[Records excerpted from a collection]

+ + +

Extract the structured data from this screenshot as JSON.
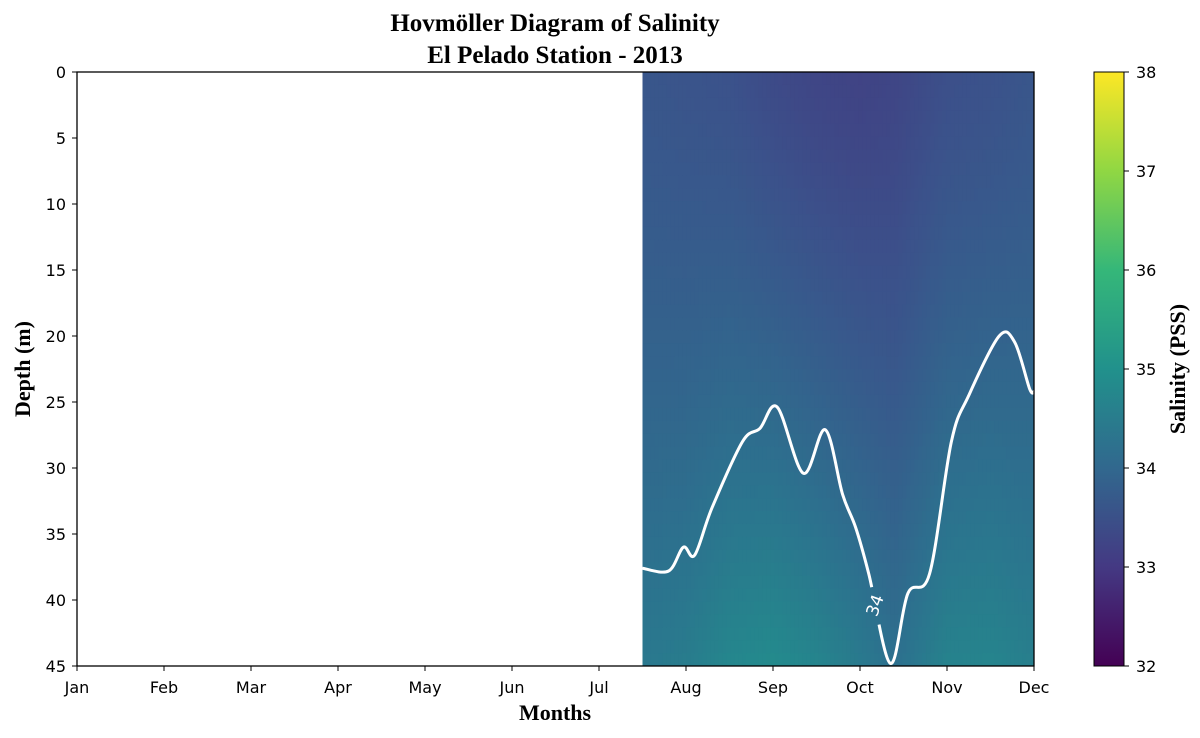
{
  "chart_data": {
    "type": "heatmap",
    "title_line1": "Hovmöller Diagram of Salinity",
    "title_line2": "El Pelado Station - 2013",
    "xlabel": "Months",
    "ylabel": "Depth (m)",
    "colorbar_label": "Salinity (PSS)",
    "colormap": "viridis",
    "x_ticks": [
      "Jan",
      "Feb",
      "Mar",
      "Apr",
      "May",
      "Jun",
      "Jul",
      "Aug",
      "Sep",
      "Oct",
      "Nov",
      "Dec"
    ],
    "y_ticks": [
      "0",
      "5",
      "10",
      "15",
      "20",
      "25",
      "30",
      "35",
      "40",
      "45"
    ],
    "colorbar_ticks": [
      "32",
      "33",
      "34",
      "35",
      "36",
      "37",
      "38"
    ],
    "xlim": [
      1,
      12
    ],
    "ylim": [
      45,
      0
    ],
    "clim": [
      32,
      38
    ],
    "data_start_month": 7.5,
    "contour": {
      "level": 34,
      "label": "34",
      "color": "#ffffff",
      "depth_by_month": [
        [
          7.5,
          37.6
        ],
        [
          7.8,
          37.8
        ],
        [
          7.97,
          36.0
        ],
        [
          8.1,
          36.6
        ],
        [
          8.3,
          33.0
        ],
        [
          8.65,
          28.0
        ],
        [
          8.85,
          27.0
        ],
        [
          9.05,
          25.4
        ],
        [
          9.35,
          30.4
        ],
        [
          9.6,
          27.1
        ],
        [
          9.8,
          32.0
        ],
        [
          9.95,
          34.5
        ],
        [
          10.1,
          38.0
        ],
        [
          10.35,
          44.8
        ],
        [
          10.55,
          39.5
        ],
        [
          10.8,
          38.0
        ],
        [
          11.05,
          28.0
        ],
        [
          11.25,
          24.5
        ],
        [
          11.6,
          20.0
        ],
        [
          11.78,
          20.5
        ],
        [
          11.95,
          24.0
        ],
        [
          12.0,
          24.2
        ]
      ]
    },
    "field_by_month": [
      {
        "month": 7.5,
        "surface": 33.6,
        "bottom": 34.4
      },
      {
        "month": 8.0,
        "surface": 33.55,
        "bottom": 34.5
      },
      {
        "month": 8.5,
        "surface": 33.5,
        "bottom": 34.75
      },
      {
        "month": 9.0,
        "surface": 33.35,
        "bottom": 34.85
      },
      {
        "month": 9.5,
        "surface": 33.25,
        "bottom": 34.7
      },
      {
        "month": 10.0,
        "surface": 33.2,
        "bottom": 34.45
      },
      {
        "month": 10.4,
        "surface": 33.25,
        "bottom": 34.2
      },
      {
        "month": 11.0,
        "surface": 33.45,
        "bottom": 34.65
      },
      {
        "month": 11.5,
        "surface": 33.5,
        "bottom": 34.7
      },
      {
        "month": 12.0,
        "surface": 33.6,
        "bottom": 34.55
      }
    ]
  }
}
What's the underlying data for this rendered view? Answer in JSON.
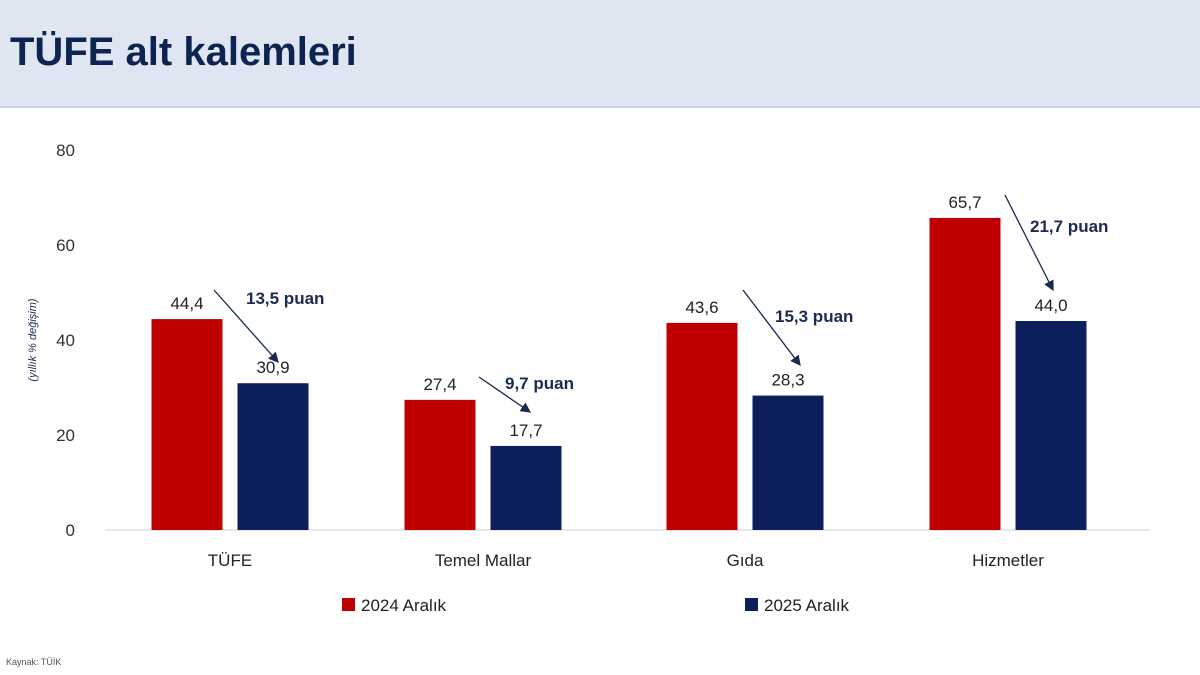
{
  "header": {
    "title": "TÜFE alt kalemleri"
  },
  "source": "Kaynak: TÜİK",
  "chart_data": {
    "type": "bar",
    "title": "",
    "ylabel": "(yıllık % değişim)",
    "ylim": [
      0,
      80
    ],
    "yticks": [
      0,
      20,
      40,
      60,
      80
    ],
    "grid": false,
    "legend": "bottom",
    "categories": [
      "TÜFE",
      "Temel Mallar",
      "Gıda",
      "Hizmetler"
    ],
    "series": [
      {
        "name": "2024 Aralık",
        "color": "#c00000",
        "values": [
          44.4,
          27.4,
          43.6,
          65.7
        ],
        "labels": [
          "44,4",
          "27,4",
          "43,6",
          "65,7"
        ]
      },
      {
        "name": "2025 Aralık",
        "color": "#0d1f5c",
        "values": [
          30.9,
          17.7,
          28.3,
          44.0
        ],
        "labels": [
          "30,9",
          "17,7",
          "28,3",
          "44,0"
        ]
      }
    ],
    "annotations": [
      "13,5 puan",
      "9,7 puan",
      "15,3 puan",
      "21,7 puan"
    ]
  }
}
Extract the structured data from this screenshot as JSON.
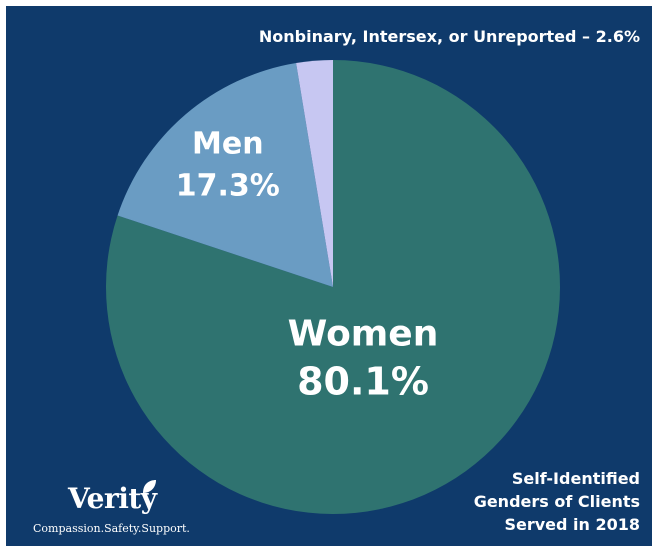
{
  "chart_data": {
    "type": "pie",
    "title": "",
    "slices": [
      {
        "label": "Women",
        "value": 80.1,
        "display": "80.1%",
        "color": "#2f7370"
      },
      {
        "label": "Men",
        "value": 17.3,
        "display": "17.3%",
        "color": "#6a9cc3"
      },
      {
        "label": "Nonbinary, Intersex, or Unreported",
        "value": 2.6,
        "display": "2.6%",
        "color": "#c7c7f2"
      }
    ],
    "annotation_outside": "Nonbinary, Intersex, or Unreported – 2.6%",
    "caption_lines": [
      "Self-Identified",
      "Genders of Clients",
      "Served in 2018"
    ],
    "start_angle_deg": 0,
    "direction": "clockwise"
  },
  "brand": {
    "name": "Verity",
    "tagline": "Compassion.Safety.Support.",
    "background_color": "#0f3a6b",
    "text_color": "#ffffff"
  }
}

+ + +

▸ **Problem statement**: Omit any images, then output the listing exactly.

▸ **Expected output**:
Extract the structured data from this screenshot as JSON.
{
  "chart_data": {
    "type": "heatmap",
    "title_line1": "Hovmöller Diagram of Salinity",
    "title_line2": "El Pelado Station - 2013",
    "xlabel": "Months",
    "ylabel": "Depth (m)",
    "colorbar_label": "Salinity (PSS)",
    "colormap": "viridis",
    "x_ticks": [
      "Jan",
      "Feb",
      "Mar",
      "Apr",
      "May",
      "Jun",
      "Jul",
      "Aug",
      "Sep",
      "Oct",
      "Nov",
      "Dec"
    ],
    "y_ticks": [
      "0",
      "5",
      "10",
      "15",
      "20",
      "25",
      "30",
      "35",
      "40",
      "45"
    ],
    "colorbar_ticks": [
      "32",
      "33",
      "34",
      "35",
      "36",
      "37",
      "38"
    ],
    "xlim": [
      1,
      12
    ],
    "ylim": [
      45,
      0
    ],
    "clim": [
      32,
      38
    ],
    "data_start_month": 7.5,
    "contour": {
      "level": 34,
      "label": "34",
      "color": "#ffffff",
      "depth_by_month": [
        [
          7.5,
          37.6
        ],
        [
          7.8,
          37.8
        ],
        [
          7.97,
          36.0
        ],
        [
          8.1,
          36.6
        ],
        [
          8.3,
          33.0
        ],
        [
          8.65,
          28.0
        ],
        [
          8.85,
          27.0
        ],
        [
          9.05,
          25.4
        ],
        [
          9.35,
          30.4
        ],
        [
          9.6,
          27.1
        ],
        [
          9.8,
          32.0
        ],
        [
          9.95,
          34.5
        ],
        [
          10.1,
          38.0
        ],
        [
          10.35,
          44.8
        ],
        [
          10.55,
          39.5
        ],
        [
          10.8,
          38.0
        ],
        [
          11.05,
          28.0
        ],
        [
          11.25,
          24.5
        ],
        [
          11.6,
          20.0
        ],
        [
          11.78,
          20.5
        ],
        [
          11.95,
          24.0
        ],
        [
          12.0,
          24.2
        ]
      ]
    },
    "field_by_month": [
      {
        "month": 7.5,
        "surface": 33.6,
        "bottom": 34.4
      },
      {
        "month": 8.0,
        "surface": 33.55,
        "bottom": 34.5
      },
      {
        "month": 8.5,
        "surface": 33.5,
        "bottom": 34.75
      },
      {
        "month": 9.0,
        "surface": 33.35,
        "bottom": 34.85
      },
      {
        "month": 9.5,
        "surface": 33.25,
        "bottom": 34.7
      },
      {
        "month": 10.0,
        "surface": 33.2,
        "bottom": 34.45
      },
      {
        "month": 10.4,
        "surface": 33.25,
        "bottom": 34.2
      },
      {
        "month": 11.0,
        "surface": 33.45,
        "bottom": 34.65
      },
      {
        "month": 11.5,
        "surface": 33.5,
        "bottom": 34.7
      },
      {
        "month": 12.0,
        "surface": 33.6,
        "bottom": 34.55
      }
    ]
  }
}
What's the underlying data for this rendered view? Answer in JSON.
{
  "header": {
    "title": "TÜFE alt kalemleri"
  },
  "source": "Kaynak: TÜİK",
  "chart_data": {
    "type": "bar",
    "title": "",
    "ylabel": "(yıllık % değişim)",
    "ylim": [
      0,
      80
    ],
    "yticks": [
      0,
      20,
      40,
      60,
      80
    ],
    "grid": false,
    "legend": "bottom",
    "categories": [
      "TÜFE",
      "Temel Mallar",
      "Gıda",
      "Hizmetler"
    ],
    "series": [
      {
        "name": "2024 Aralık",
        "color": "#c00000",
        "values": [
          44.4,
          27.4,
          43.6,
          65.7
        ],
        "labels": [
          "44,4",
          "27,4",
          "43,6",
          "65,7"
        ]
      },
      {
        "name": "2025 Aralık",
        "color": "#0d1f5c",
        "values": [
          30.9,
          17.7,
          28.3,
          44.0
        ],
        "labels": [
          "30,9",
          "17,7",
          "28,3",
          "44,0"
        ]
      }
    ],
    "annotations": [
      "13,5 puan",
      "9,7 puan",
      "15,3 puan",
      "21,7 puan"
    ]
  }
}
Extract the structured data from this screenshot as JSON.
{
  "chart_data": {
    "type": "pie",
    "title": "",
    "slices": [
      {
        "label": "Women",
        "value": 80.1,
        "display": "80.1%",
        "color": "#2f7370"
      },
      {
        "label": "Men",
        "value": 17.3,
        "display": "17.3%",
        "color": "#6a9cc3"
      },
      {
        "label": "Nonbinary, Intersex, or Unreported",
        "value": 2.6,
        "display": "2.6%",
        "color": "#c7c7f2"
      }
    ],
    "annotation_outside": "Nonbinary, Intersex, or Unreported – 2.6%",
    "caption_lines": [
      "Self-Identified",
      "Genders of Clients",
      "Served in 2018"
    ],
    "start_angle_deg": 0,
    "direction": "clockwise"
  },
  "brand": {
    "name": "Verity",
    "tagline": "Compassion.Safety.Support.",
    "background_color": "#0f3a6b",
    "text_color": "#ffffff"
  }
}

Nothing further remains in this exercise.